▶ **EXERCISE PROMPT**
Pick out all lines with the word "page" from the records that follow.

▶ **TASK MATERIAL**
>>>>>

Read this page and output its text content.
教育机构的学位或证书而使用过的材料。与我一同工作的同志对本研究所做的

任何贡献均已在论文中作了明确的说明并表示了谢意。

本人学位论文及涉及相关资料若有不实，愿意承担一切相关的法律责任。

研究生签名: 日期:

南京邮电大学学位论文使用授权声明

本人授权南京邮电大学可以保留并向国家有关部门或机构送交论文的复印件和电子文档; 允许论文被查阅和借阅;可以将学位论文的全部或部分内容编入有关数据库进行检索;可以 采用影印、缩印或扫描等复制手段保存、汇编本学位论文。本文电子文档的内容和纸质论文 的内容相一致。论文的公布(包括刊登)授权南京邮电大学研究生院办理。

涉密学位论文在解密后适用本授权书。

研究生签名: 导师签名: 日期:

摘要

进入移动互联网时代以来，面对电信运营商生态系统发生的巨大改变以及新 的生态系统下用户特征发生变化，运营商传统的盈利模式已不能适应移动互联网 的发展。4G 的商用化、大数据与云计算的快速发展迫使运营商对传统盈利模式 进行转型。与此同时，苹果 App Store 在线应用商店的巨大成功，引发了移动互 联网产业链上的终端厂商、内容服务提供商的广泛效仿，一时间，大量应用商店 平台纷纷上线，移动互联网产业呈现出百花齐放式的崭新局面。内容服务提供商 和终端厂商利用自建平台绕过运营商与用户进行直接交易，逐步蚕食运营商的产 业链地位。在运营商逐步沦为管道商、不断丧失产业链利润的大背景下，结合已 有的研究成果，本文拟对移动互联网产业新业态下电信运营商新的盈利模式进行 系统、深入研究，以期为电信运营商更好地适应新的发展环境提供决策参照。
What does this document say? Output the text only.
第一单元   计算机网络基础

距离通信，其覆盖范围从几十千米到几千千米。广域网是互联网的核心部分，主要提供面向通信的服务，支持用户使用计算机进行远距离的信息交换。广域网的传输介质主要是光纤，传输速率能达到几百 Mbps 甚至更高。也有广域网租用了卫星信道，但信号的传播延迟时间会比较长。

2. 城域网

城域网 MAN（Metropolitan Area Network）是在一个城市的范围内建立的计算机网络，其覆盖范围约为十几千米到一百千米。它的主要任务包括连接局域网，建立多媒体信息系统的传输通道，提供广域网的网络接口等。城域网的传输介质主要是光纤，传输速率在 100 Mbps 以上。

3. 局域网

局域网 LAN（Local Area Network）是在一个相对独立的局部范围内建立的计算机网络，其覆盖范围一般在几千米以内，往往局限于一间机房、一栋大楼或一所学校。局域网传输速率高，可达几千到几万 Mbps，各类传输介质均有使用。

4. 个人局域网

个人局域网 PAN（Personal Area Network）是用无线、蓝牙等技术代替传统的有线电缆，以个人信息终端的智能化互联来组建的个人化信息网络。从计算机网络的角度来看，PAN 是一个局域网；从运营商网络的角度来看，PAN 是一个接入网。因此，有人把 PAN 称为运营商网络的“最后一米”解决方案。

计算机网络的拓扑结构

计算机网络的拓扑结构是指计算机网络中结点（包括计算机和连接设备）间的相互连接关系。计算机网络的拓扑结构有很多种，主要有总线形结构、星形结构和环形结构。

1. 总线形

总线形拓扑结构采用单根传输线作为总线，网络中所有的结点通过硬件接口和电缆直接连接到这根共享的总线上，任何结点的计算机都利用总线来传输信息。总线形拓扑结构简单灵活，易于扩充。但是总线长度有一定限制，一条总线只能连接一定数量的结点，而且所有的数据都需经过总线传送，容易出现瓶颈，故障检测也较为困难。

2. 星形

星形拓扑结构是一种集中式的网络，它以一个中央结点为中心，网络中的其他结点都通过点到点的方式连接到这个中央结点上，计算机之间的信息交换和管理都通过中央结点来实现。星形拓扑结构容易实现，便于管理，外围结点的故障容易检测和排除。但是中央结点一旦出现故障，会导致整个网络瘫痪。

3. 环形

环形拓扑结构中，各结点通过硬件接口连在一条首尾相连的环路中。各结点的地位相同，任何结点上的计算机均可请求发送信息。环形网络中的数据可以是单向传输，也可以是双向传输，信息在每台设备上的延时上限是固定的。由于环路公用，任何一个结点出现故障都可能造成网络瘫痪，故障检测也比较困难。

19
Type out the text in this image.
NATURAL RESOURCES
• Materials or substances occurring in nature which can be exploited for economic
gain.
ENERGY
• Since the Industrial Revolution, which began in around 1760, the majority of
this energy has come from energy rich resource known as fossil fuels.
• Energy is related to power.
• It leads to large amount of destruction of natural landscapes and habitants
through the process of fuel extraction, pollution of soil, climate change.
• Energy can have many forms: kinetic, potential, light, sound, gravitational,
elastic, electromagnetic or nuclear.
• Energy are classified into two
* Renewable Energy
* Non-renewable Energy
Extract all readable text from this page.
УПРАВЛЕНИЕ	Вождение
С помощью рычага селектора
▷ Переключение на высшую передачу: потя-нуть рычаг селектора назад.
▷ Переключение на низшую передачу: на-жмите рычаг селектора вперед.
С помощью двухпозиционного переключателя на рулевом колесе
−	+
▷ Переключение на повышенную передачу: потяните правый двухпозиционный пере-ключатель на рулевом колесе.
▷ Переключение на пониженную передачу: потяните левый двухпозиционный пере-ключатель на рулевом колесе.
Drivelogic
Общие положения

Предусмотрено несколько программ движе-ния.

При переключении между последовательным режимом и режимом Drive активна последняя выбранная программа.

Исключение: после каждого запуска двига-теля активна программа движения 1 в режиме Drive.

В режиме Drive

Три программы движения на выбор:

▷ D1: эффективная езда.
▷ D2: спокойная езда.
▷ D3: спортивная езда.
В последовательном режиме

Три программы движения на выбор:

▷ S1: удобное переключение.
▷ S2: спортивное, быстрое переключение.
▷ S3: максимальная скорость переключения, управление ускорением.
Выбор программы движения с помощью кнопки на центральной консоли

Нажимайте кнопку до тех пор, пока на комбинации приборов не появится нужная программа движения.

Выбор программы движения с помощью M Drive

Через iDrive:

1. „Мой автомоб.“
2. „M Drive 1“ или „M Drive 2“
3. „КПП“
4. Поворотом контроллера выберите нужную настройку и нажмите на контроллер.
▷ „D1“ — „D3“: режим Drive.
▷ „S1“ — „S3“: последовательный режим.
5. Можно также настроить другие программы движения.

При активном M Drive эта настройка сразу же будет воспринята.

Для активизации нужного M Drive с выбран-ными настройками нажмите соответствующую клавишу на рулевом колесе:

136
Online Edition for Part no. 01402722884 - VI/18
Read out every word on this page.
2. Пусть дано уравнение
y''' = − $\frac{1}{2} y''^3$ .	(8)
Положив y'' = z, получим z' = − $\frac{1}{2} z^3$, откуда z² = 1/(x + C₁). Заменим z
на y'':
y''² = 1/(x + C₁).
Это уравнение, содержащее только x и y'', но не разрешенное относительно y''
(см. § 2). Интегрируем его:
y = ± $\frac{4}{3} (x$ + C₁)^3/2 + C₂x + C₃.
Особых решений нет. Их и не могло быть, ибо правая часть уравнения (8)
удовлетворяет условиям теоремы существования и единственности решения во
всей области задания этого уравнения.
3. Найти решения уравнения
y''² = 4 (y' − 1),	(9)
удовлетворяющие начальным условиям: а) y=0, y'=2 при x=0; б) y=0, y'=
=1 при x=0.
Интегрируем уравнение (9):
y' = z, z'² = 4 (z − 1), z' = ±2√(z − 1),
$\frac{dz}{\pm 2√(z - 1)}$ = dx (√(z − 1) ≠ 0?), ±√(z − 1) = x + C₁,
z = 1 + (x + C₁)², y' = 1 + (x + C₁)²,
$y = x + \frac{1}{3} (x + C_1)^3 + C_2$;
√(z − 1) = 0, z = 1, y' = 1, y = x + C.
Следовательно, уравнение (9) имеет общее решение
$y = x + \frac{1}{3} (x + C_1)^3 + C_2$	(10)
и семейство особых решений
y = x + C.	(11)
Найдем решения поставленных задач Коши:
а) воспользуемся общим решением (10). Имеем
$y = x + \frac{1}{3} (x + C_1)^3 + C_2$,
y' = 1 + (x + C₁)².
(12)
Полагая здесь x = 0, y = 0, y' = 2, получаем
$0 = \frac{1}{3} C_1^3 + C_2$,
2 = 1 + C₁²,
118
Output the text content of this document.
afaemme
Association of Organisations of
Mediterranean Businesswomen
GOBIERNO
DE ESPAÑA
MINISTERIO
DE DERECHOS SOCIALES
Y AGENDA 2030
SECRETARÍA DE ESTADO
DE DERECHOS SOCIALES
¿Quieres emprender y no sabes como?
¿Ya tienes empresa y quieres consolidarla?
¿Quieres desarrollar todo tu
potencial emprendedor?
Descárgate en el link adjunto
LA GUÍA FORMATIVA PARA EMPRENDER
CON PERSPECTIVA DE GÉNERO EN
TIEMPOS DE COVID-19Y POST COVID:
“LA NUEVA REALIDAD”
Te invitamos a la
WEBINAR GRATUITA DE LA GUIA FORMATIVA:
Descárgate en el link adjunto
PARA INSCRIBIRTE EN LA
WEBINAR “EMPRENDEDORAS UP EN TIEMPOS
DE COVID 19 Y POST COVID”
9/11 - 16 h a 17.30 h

<<<<<

▶ **TASK OUTPUT**
Read this page and output its text content.
Extract all readable text from this page.
Read out every word on this page.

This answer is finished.